> **Exercise aim**:
Can you find the lines of the listing that include "conductivity" and copy every one?

> **Some records**:
>> START
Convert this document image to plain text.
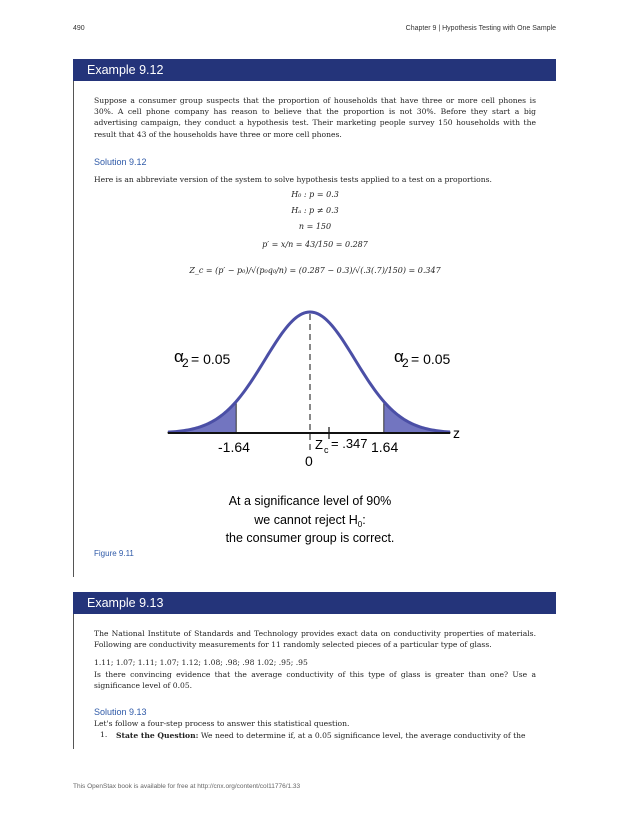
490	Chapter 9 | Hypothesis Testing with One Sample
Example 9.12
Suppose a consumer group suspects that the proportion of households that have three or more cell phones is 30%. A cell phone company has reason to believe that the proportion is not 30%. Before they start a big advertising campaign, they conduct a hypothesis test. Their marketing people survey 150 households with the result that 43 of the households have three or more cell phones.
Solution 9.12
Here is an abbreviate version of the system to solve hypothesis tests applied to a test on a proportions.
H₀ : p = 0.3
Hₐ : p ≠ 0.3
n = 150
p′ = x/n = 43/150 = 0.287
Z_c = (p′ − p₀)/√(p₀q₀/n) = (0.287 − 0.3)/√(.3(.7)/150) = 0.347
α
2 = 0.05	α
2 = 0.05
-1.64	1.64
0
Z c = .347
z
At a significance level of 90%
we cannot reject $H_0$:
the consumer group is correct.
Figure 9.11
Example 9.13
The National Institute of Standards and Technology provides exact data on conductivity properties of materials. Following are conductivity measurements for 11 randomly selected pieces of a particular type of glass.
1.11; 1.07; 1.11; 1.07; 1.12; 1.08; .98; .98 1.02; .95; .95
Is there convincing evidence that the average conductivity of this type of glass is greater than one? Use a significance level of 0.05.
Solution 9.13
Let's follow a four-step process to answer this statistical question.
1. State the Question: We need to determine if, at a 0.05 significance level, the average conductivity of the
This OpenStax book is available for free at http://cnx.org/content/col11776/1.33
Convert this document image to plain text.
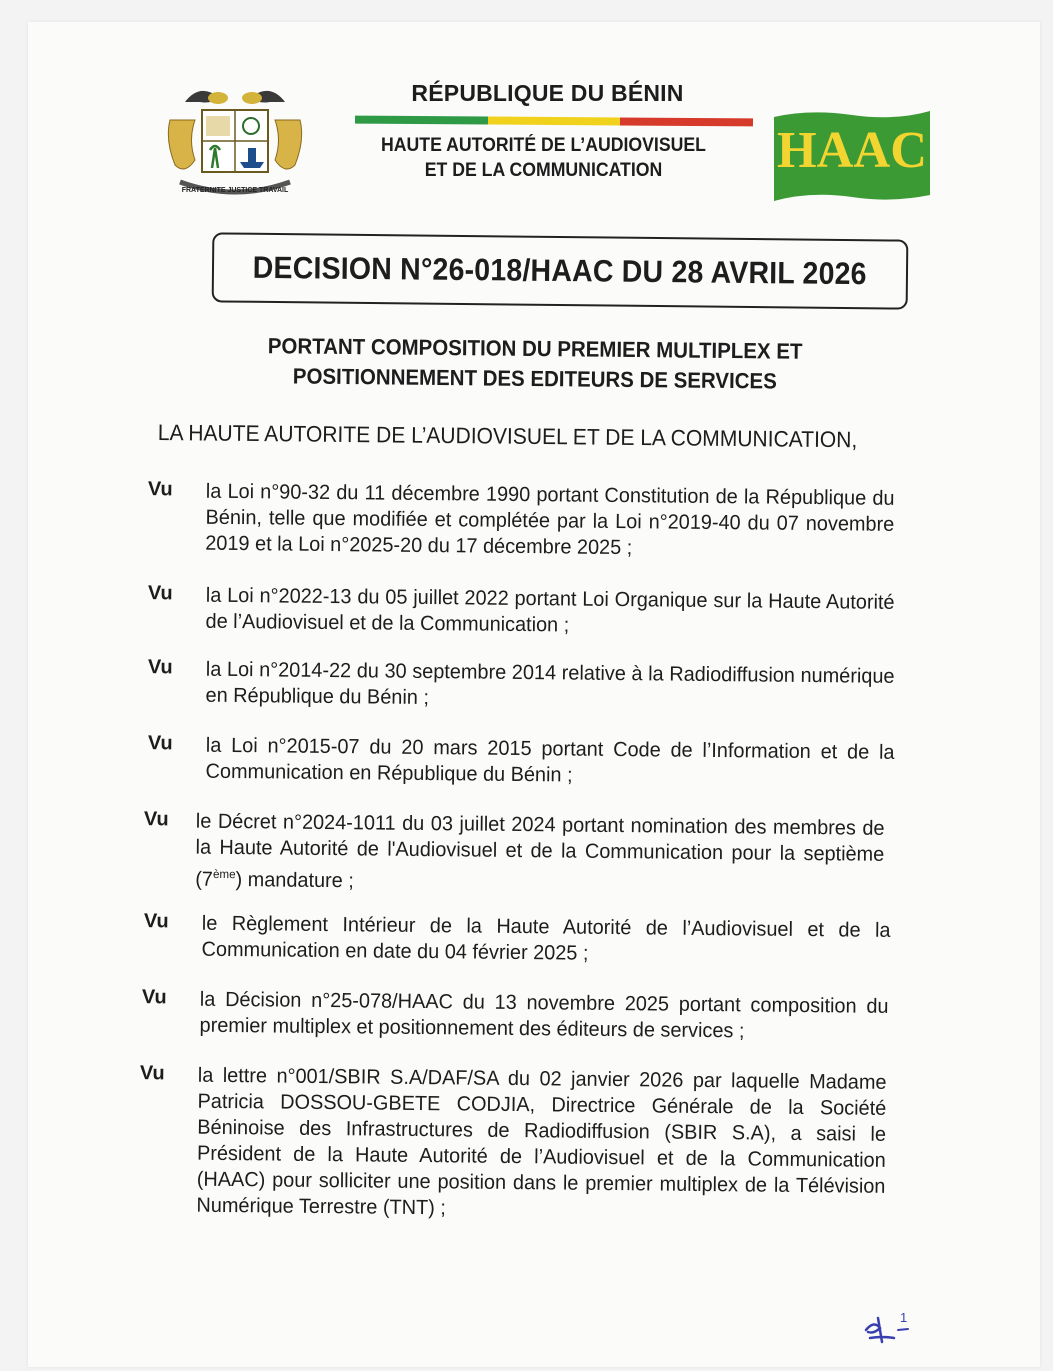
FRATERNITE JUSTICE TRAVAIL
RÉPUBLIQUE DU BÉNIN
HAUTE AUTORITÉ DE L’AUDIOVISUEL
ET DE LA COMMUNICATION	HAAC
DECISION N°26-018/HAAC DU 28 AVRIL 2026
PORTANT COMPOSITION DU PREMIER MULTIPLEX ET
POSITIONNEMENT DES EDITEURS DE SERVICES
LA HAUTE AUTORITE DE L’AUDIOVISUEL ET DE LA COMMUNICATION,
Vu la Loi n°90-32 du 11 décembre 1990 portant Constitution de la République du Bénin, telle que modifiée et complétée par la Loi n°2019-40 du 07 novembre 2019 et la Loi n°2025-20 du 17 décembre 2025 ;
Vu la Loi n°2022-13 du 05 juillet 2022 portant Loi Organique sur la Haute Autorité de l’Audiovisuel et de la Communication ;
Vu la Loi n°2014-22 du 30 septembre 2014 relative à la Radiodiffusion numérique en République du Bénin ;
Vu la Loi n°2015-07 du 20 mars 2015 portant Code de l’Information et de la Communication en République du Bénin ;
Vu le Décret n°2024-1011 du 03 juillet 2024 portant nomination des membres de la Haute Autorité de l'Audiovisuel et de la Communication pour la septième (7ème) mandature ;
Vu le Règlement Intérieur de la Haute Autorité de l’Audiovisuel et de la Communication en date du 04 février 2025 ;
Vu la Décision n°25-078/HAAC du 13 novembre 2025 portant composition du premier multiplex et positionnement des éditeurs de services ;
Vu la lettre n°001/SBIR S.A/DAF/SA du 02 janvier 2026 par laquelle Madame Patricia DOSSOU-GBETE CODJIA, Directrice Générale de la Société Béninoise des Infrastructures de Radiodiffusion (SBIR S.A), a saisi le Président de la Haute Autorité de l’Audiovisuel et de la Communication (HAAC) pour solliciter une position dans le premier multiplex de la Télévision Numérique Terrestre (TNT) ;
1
>> END
>> START
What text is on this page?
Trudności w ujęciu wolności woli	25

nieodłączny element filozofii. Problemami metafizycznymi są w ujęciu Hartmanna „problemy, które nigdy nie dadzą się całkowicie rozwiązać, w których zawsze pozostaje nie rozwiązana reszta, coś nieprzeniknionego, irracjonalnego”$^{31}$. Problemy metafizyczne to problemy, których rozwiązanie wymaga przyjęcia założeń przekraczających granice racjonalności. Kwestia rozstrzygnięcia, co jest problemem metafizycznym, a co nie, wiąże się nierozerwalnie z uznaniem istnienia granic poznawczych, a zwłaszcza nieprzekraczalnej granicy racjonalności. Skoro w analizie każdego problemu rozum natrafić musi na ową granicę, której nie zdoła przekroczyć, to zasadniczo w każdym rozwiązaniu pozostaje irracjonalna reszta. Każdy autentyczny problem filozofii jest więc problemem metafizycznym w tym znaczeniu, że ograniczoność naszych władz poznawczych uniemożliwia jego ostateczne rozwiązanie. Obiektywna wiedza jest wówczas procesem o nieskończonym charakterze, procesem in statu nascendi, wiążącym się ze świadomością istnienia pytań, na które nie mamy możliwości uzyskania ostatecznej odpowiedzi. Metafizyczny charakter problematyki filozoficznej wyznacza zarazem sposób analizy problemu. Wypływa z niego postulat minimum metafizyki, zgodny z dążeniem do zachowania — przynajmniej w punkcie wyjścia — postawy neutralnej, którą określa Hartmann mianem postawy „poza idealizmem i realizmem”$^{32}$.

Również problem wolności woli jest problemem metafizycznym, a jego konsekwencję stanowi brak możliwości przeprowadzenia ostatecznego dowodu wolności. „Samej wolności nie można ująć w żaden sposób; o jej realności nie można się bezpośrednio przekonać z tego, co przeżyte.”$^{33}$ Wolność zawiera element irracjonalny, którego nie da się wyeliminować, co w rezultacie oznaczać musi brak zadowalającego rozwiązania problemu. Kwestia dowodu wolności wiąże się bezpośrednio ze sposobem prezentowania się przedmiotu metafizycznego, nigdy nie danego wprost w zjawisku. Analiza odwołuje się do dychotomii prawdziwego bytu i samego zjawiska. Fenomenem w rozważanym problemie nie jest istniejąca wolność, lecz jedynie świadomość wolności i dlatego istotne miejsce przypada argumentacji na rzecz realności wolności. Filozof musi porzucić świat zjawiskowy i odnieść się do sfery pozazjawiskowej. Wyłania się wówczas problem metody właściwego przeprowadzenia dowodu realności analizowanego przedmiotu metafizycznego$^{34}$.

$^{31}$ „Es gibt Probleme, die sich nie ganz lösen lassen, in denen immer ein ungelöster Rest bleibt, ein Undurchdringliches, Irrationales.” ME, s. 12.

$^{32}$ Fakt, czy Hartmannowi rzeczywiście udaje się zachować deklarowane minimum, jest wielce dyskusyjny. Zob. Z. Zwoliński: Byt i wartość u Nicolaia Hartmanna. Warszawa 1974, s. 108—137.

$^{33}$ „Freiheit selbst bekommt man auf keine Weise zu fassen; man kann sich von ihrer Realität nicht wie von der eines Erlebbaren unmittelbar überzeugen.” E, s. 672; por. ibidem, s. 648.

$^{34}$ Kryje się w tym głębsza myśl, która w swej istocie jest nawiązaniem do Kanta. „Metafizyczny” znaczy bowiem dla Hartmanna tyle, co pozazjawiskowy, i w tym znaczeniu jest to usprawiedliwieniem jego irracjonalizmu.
>> END
> **Result of the exercise**:
The National Institute of Standards and Technology provides exact data on conductivity properties of materials. Following are conductivity measurements for 11 randomly selected pieces of a particular type of glass.
Is there convincing evidence that the average conductivity of this type of glass is greater than one? Use a significance level of 0.05.
1. State the Question: We need to determine if, at a 0.05 significance level, the average conductivity of the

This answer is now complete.